Exercises -
1. In the forum thread on school subjects, what has StrictlyComeMarie never had to use after an exam?
2. Please shorten the paragraph in the forum thread on school subjects that begins "@Trewser why are you assuming" while keeping its main points.
3. Write the next post in the forum thread on school subjects, following on from its last post.

** Opening Selected text block **

StrictlyComeMarie · 12/09/2019 18:12

@Trewser why are you assuming that it would have to be strung out over a term? They could do one lesson on budgeting, one lesson on credit, one lesson on banking, one on accounts etc etc. It’s not like they’d be doing budgeting for one term then credit ratings for another term...

Trewser · 12/09/2019 18:13

My DD’s friend at uni did sports at uni but he switched in the third year to do something else because he ‘realised it wouldn’t get him anywhere’ well that's fine. There are lots of jobs for sports graduates though if you do it at a decent uni.

StrictlyComeMarie · 12/09/2019 18:15

Maths does. And economics
Yes but how useful really is maths beyond percentages, fractions, etc? I’ve never had to use standard deviation post-exam. Why not teach kids basic maths that’s necessary for life and then go into teaching them how to put that maths into practice I.e adding teaching about finances into the mix.

Drogosnextwife · 12/09/2019 18:16

Basically everything apart from English, maths and maybe a bit of science. I don't remember much else from school, even if I did, I don't use it much.

** Closing Selected text block **
** Opening Raw data block **

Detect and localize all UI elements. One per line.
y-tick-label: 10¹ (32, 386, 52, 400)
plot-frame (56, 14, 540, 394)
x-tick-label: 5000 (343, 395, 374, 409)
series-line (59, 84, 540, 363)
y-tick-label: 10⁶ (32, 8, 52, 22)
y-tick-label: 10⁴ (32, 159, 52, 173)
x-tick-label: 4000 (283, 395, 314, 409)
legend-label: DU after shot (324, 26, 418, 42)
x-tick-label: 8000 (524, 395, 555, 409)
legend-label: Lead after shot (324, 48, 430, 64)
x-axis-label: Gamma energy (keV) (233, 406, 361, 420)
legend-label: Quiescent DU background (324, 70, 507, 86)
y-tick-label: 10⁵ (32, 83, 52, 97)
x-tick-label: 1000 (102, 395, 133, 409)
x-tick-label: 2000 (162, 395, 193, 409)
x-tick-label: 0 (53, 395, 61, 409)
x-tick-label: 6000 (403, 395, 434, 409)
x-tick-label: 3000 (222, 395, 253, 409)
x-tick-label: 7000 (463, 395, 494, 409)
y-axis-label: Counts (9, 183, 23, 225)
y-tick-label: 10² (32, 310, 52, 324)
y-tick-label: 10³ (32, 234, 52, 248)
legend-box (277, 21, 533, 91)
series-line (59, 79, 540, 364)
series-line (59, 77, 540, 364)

** Closing Raw data block **

Numbered answers -
1. Standard deviation.

2. StrictlyComeMarie asks Trewser why the topics would need to span a term. Each could get a single lesson, such as budgeting, credit, banking or accounts, instead of one term on budgeting and another on credit ratings.

3.
Drogosnextwife · 12/09/2019 18:20

I've been saying that since I left school strictly school should definitely teach children about mortgages, credit, how to manage finances. Things they will actually need to know when they leave school. I can honestly say, apart from pretty basic arithmetic that I would have known by the time I was 12 or younger, I have used no maths during my life after school.

Iamthewombat · 12/09/2019 19:24

So theposters who have never used standard deviation or other statistical skills, trigonometry or algebra don’t want any kids to learn it. No, just teach them basic maths, budgeting (I’m with @Trewser on this one - an hour tops and you’ve done basic household budgeting) and what a credit score is.

You do realise that businesses need people with maths and coding skills, right? The curriculum you just described is hardly likely to churn out the next generation of tech entrepreneurs. Are you the same people complaining when Britain slips down the GDP rankings?

Iamthewombat · 12/09/2019 19:41

Bobby Seagull is in this month’s Economia (the magazine for chartered accountants!) talking about the need to improve numeracy in young adults. He talks about a charity, National Numeracy, who reckon that 50% of adults in the UK have the number skills of an eleven year old. I am unsurprised.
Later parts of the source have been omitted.